> **SET TASK**
Every line of the material is to be quoted verbatim, minus the pictures.

> **SUPPLIED DATA**
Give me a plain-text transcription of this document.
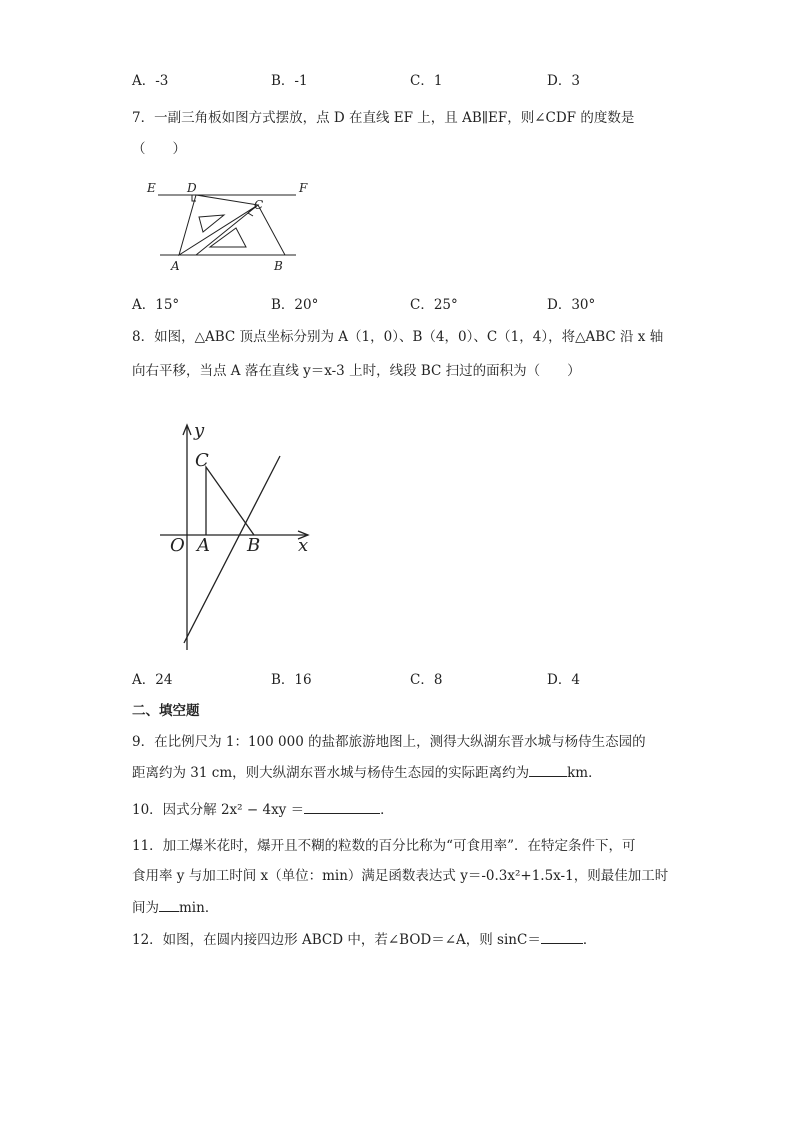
A．-3	B．-1	C．1	D．3
7．一副三角板如图方式摆放，点 D 在直线 EF 上，且 AB∥EF，则∠CDF 的度数是
（　　）
E	D
C
F
A	B
A．15°	B．20°	C．25°	D．30°
8．如图，△ABC 顶点坐标分别为 A（1，0）、B（4，0）、C（1，4），将△ABC 沿 x 轴
向右平移，当点 A 落在直线 y＝x-3 上时，线段 BC 扫过的面积为（　　）
y
x
O A B
C
A．24	B．16	C．8	D．4
二、填空题
9．在比例尺为 1：100 000 的盐都旅游地图上，测得大纵湖东晋水城与杨侍生态园的
距离约为 31 cm，则大纵湖东晋水城与杨侍生态园的实际距离约为	km．
10．因式分解 2x² − 4xy ＝	．
11．加工爆米花时，爆开且不糊的粒数的百分比称为“可食用率”．在特定条件下，可
食用率 y 与加工时间 x（单位：min）满足函数表达式 y＝-0.3x²+1.5x-1，则最佳加工时
间为 min．
12．如图，在圆内接四边形 ABCD 中，若∠BOD＝∠A，则 sinC＝	．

> **TASK ANSWER**
Give me a plain-text transcription of this document.
A．-3	B．-1	C．1	D．3
7．一副三角板如图方式摆放，点 D 在直线 EF 上，且 AB∥EF，则∠CDF 的度数是
（　　）
E	D
C
F
A	B
A．15°	B．20°	C．25°	D．30°
8．如图，△ABC 顶点坐标分别为 A（1，0）、B（4，0）、C（1，4），将△ABC 沿 x 轴
向右平移，当点 A 落在直线 y＝x-3 上时，线段 BC 扫过的面积为（　　）
y
x
O A B
C
A．24	B．16	C．8	D．4
二、填空题
9．在比例尺为 1：100 000 的盐都旅游地图上，测得大纵湖东晋水城与杨侍生态园的
距离约为 31 cm，则大纵湖东晋水城与杨侍生态园的实际距离约为	km．
10．因式分解 2x² − 4xy ＝	．
11．加工爆米花时，爆开且不糊的粒数的百分比称为“可食用率”．在特定条件下，可
食用率 y 与加工时间 x（单位：min）满足函数表达式 y＝-0.3x²+1.5x-1，则最佳加工时
间为 min．
12．如图，在圆内接四边形 ABCD 中，若∠BOD＝∠A，则 sinC＝	．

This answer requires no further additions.